(WORK TO COMPLETE)
Please copy every line of the data below without changing anything, and leave the pictures out of your copy.

[Image layout annotations]
** BEGIN **
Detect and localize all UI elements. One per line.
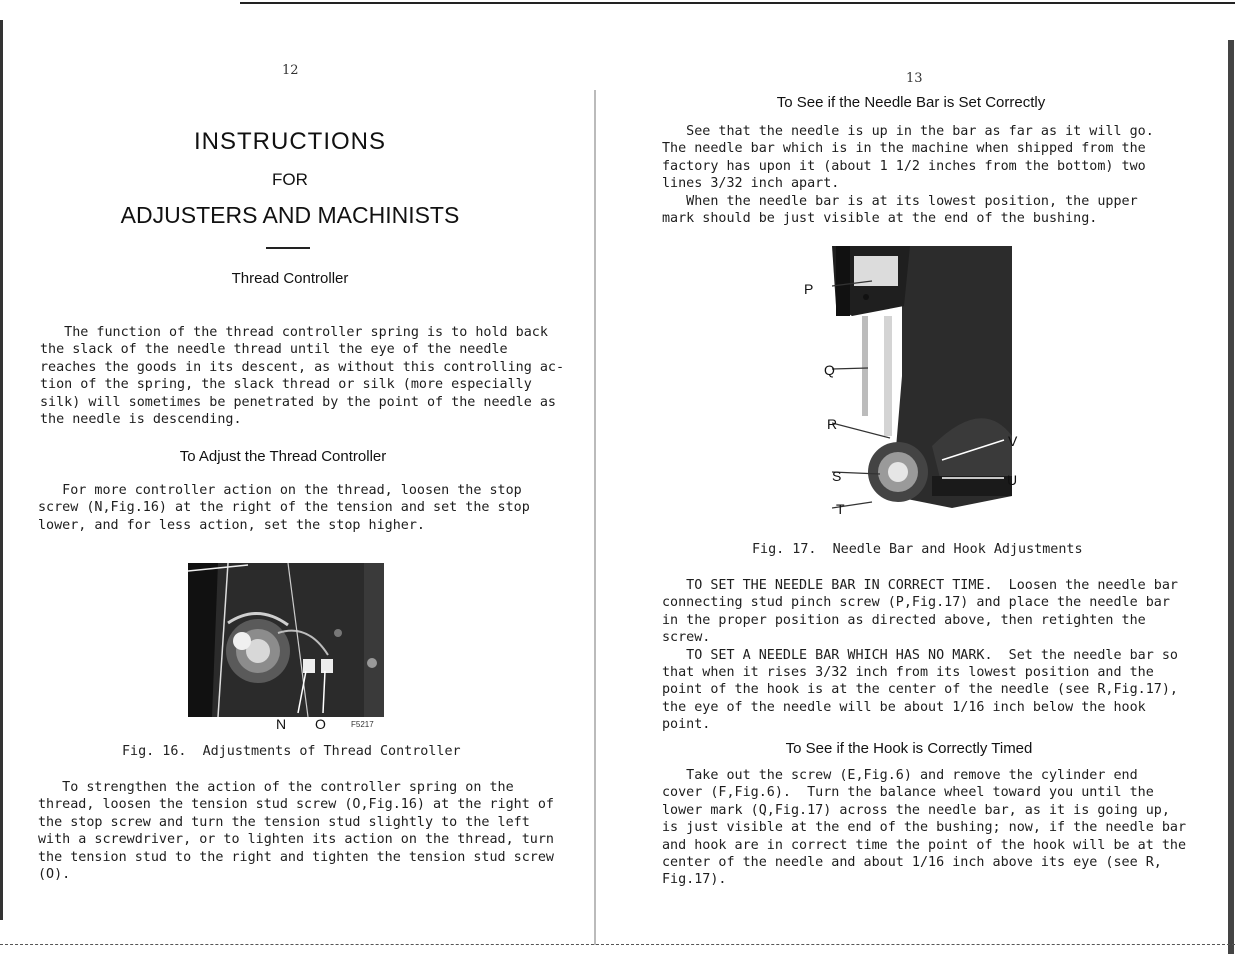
text-line: the eye of the needle will be about 1/16 inch below the hook [662, 699, 1146, 715]
paragraph-adjust [38, 482, 530, 534]
page-number-right: 13 [906, 71, 923, 86]
text-line: in the proper position as directed above, then retighten the [662, 612, 1146, 628]
text-line: point. [662, 717, 711, 733]
text-line: TO SET A NEEDLE BAR WHICH HAS NO MARK. Set the needle bar so [662, 647, 1178, 663]
text-line: factory has upon it (about 1 1/2 inches from the bottom) two [662, 158, 1146, 174]
figure-17-label-v: V [1008, 433, 1018, 449]
heading-adjust-thread-controller: To Adjust the Thread Controller [179, 448, 387, 465]
heading-hook-timed: To See if the Hook is Correctly Timed [785, 740, 1033, 757]
text-line: the needle is descending. [40, 412, 242, 428]
text-line: lower, and for less action, set the stop higher. [38, 517, 425, 533]
text-line: the tension stud to the right and tighten the tension stud screw [38, 849, 554, 865]
figure-16-photo [188, 563, 384, 717]
heading-thread-controller: Thread Controller [231, 270, 349, 287]
figure-17-caption: Fig. 17. Needle Bar and Hook Adjustments [752, 542, 1083, 557]
text-line: To strengthen the action of the controller spring on the [38, 780, 514, 795]
text-line: point of the hook is at the center of the needle (see R,Fig.17), [662, 682, 1178, 698]
text-line: with a screwdriver, or to lighten its action on the thread, turn [38, 832, 554, 848]
needle-bar-hook-illustration [832, 246, 1012, 528]
paragraph-thread-controller [40, 324, 564, 428]
text-line: connecting stud pinch screw (P,Fig.17) and place the needle bar [662, 595, 1170, 611]
text-line: tion of the spring, the slack thread or silk (more especially [40, 377, 532, 393]
text-line: Fig.17). [662, 872, 727, 888]
text-line: lower mark (Q,Fig.17) across the needle bar, as it is going up, [662, 802, 1170, 818]
paragraph-needle-bar-timing [662, 577, 1178, 734]
figure-16-label-o: O [315, 716, 326, 732]
text-line: The needle bar which is in the machine when shipped from the [662, 141, 1146, 157]
figure-16-label-n: N [276, 716, 287, 732]
right-page [596, 0, 1235, 954]
text-line: thread, loosen the tension stud screw (O,Fig.16) at the right of [38, 797, 554, 813]
text-line: screw. [662, 630, 711, 646]
figure-17-label-q: Q [824, 362, 835, 378]
text-line: reaches the goods in its descent, as without this controlling ac- [40, 359, 565, 375]
text-line: When the needle bar is at its lowest position, the upper [662, 193, 1138, 209]
text-line: that when it rises 3/32 inch from its lowest position and the [662, 665, 1154, 681]
title-adjusters: ADJUSTERS AND MACHINISTS [120, 202, 460, 228]
figure-17-label-t: T [836, 501, 845, 517]
left-page [0, 0, 595, 954]
text-line: screw (N,Fig.16) at the right of the tension and set the stop [38, 500, 530, 516]
figure-16-code: F5217 [351, 720, 374, 729]
heading-needle-bar-set: To See if the Needle Bar is Set Correctly [776, 94, 1046, 111]
figure-17-label-s: S [832, 468, 842, 484]
thread-controller-illustration [188, 563, 384, 717]
text-line: cover (F,Fig.6). Turn the balance wheel toward you until the [662, 785, 1154, 801]
text-line: lines 3/32 inch apart. [662, 176, 840, 192]
title-divider [266, 247, 310, 249]
paragraph-hook-timed [662, 767, 1186, 889]
text-line: center of the needle and about 1/16 inch above its eye (see R, [662, 855, 1162, 871]
text-line: the slack of the needle thread until the eye of the needle [40, 342, 508, 358]
figure-17-photo [832, 246, 1012, 528]
text-line: TO SET THE NEEDLE BAR IN CORRECT TIME. Loosen the needle bar [662, 578, 1178, 593]
text-line: See that the needle is up in the bar as far as it will go. [662, 124, 1154, 139]
paragraph-needle-bar [662, 123, 1154, 227]
text-line: The function of the thread controller spring is to hold back [40, 325, 548, 340]
figure-17-label-r: R [827, 416, 838, 432]
text-line: Take out the screw (E,Fig.6) and remove the cylinder end [662, 768, 1138, 783]
text-line: the stop screw and turn the tension stud slightly to the left [38, 814, 530, 830]
figure-17-label-u: U [1007, 472, 1018, 488]
figure-16-caption: Fig. 16. Adjustments of Thread Controller [122, 744, 461, 759]
text-line: and hook are in correct time the point of the hook will be at the [662, 837, 1187, 853]
title-for: FOR [272, 170, 308, 189]
title-instructions: INSTRUCTIONS [194, 128, 386, 155]
text-line: mark should be just visible at the end of the bushing. [662, 211, 1098, 227]
text-line: For more controller action on the thread, loosen the stop [38, 483, 522, 498]
paragraph-strengthen [38, 779, 554, 883]
page-number-left: 12 [282, 63, 299, 78]
figure-17-label-p: P [804, 281, 814, 297]
text-line: (O). [38, 867, 71, 883]
text-line: is just visible at the end of the bushing; now, if the needle bar [662, 820, 1187, 836]
text-line: silk) will sometimes be penetrated by the point of the needle as [40, 394, 556, 410]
** END **
(EXERCISE RESULT)
Detect and localize all UI elements. One per line.
text-line: the eye of the needle will be about 1/16 inch below the hook [662, 699, 1146, 715]
paragraph-adjust [38, 482, 530, 534]
page-number-right: 13 [906, 71, 923, 86]
text-line: in the proper position as directed above, then retighten the [662, 612, 1146, 628]
text-line: point. [662, 717, 711, 733]
text-line: TO SET A NEEDLE BAR WHICH HAS NO MARK. Set the needle bar so [662, 647, 1178, 663]
text-line: factory has upon it (about 1 1/2 inches from the bottom) two [662, 158, 1146, 174]
figure-17-label-v: V [1008, 433, 1018, 449]
heading-adjust-thread-controller: To Adjust the Thread Controller [179, 448, 387, 465]
heading-hook-timed: To See if the Hook is Correctly Timed [785, 740, 1033, 757]
text-line: the needle is descending. [40, 412, 242, 428]
text-line: lower, and for less action, set the stop higher. [38, 517, 425, 533]
text-line: the tension stud to the right and tighten the tension stud screw [38, 849, 554, 865]
figure-16-photo [188, 563, 384, 717]
heading-thread-controller: Thread Controller [231, 270, 349, 287]
figure-17-caption: Fig. 17. Needle Bar and Hook Adjustments [752, 542, 1083, 557]
text-line: To strengthen the action of the controller spring on the [38, 780, 514, 795]
text-line: point of the hook is at the center of the needle (see R,Fig.17), [662, 682, 1178, 698]
text-line: with a screwdriver, or to lighten its action on the thread, turn [38, 832, 554, 848]
needle-bar-hook-illustration [832, 246, 1012, 528]
paragraph-thread-controller [40, 324, 564, 428]
text-line: connecting stud pinch screw (P,Fig.17) and place the needle bar [662, 595, 1170, 611]
text-line: tion of the spring, the slack thread or silk (more especially [40, 377, 532, 393]
text-line: Fig.17). [662, 872, 727, 888]
text-line: lower mark (Q,Fig.17) across the needle bar, as it is going up, [662, 802, 1170, 818]
paragraph-needle-bar-timing [662, 577, 1178, 734]
figure-16-label-o: O [315, 716, 326, 732]
text-line: The needle bar which is in the machine when shipped from the [662, 141, 1146, 157]
figure-16-label-n: N [276, 716, 287, 732]
right-page [596, 0, 1235, 954]
text-line: thread, loosen the tension stud screw (O,Fig.16) at the right of [38, 797, 554, 813]
text-line: screw. [662, 630, 711, 646]
figure-17-label-q: Q [824, 362, 835, 378]
text-line: reaches the goods in its descent, as without this controlling ac- [40, 359, 565, 375]
text-line: When the needle bar is at its lowest position, the upper [662, 193, 1138, 209]
text-line: that when it rises 3/32 inch from its lowest position and the [662, 665, 1154, 681]
title-adjusters: ADJUSTERS AND MACHINISTS [120, 202, 460, 228]
figure-17-label-t: T [836, 501, 845, 517]
left-page [0, 0, 595, 954]
text-line: screw (N,Fig.16) at the right of the tension and set the stop [38, 500, 530, 516]
figure-16-code: F5217 [351, 720, 374, 729]
heading-needle-bar-set: To See if the Needle Bar is Set Correctly [776, 94, 1046, 111]
figure-17-label-s: S [832, 468, 842, 484]
thread-controller-illustration [188, 563, 384, 717]
text-line: cover (F,Fig.6). Turn the balance wheel toward you until the [662, 785, 1154, 801]
text-line: lines 3/32 inch apart. [662, 176, 840, 192]
title-divider [266, 247, 310, 249]
paragraph-hook-timed [662, 767, 1186, 889]
text-line: center of the needle and about 1/16 inch above its eye (see R, [662, 855, 1162, 871]
text-line: the slack of the needle thread until the eye of the needle [40, 342, 508, 358]
figure-17-photo [832, 246, 1012, 528]
text-line: TO SET THE NEEDLE BAR IN CORRECT TIME. Loosen the needle bar [662, 578, 1178, 593]
text-line: See that the needle is up in the bar as far as it will go. [662, 124, 1154, 139]
paragraph-needle-bar [662, 123, 1154, 227]
text-line: The function of the thread controller spring is to hold back [40, 325, 548, 340]
figure-17-label-r: R [827, 416, 838, 432]
text-line: Take out the screw (E,Fig.6) and remove the cylinder end [662, 768, 1138, 783]
text-line: the stop screw and turn the tension stud slightly to the left [38, 814, 530, 830]
figure-17-label-u: U [1007, 472, 1018, 488]
figure-16-caption: Fig. 16. Adjustments of Thread Controller [122, 744, 461, 759]
text-line: and hook are in correct time the point of the hook will be at the [662, 837, 1187, 853]
title-for: FOR [272, 170, 308, 189]
title-instructions: INSTRUCTIONS [194, 128, 386, 155]
text-line: mark should be just visible at the end of the bushing. [662, 211, 1098, 227]
text-line: For more controller action on the thread, loosen the stop [38, 483, 522, 498]
paragraph-strengthen [38, 779, 554, 883]
page-number-left: 12 [282, 63, 299, 78]
figure-17-label-p: P [804, 281, 814, 297]
text-line: (O). [38, 867, 71, 883]
text-line: is just visible at the end of the bushing; now, if the needle bar [662, 820, 1187, 836]
text-line: silk) will sometimes be penetrated by the point of the needle as [40, 394, 556, 410]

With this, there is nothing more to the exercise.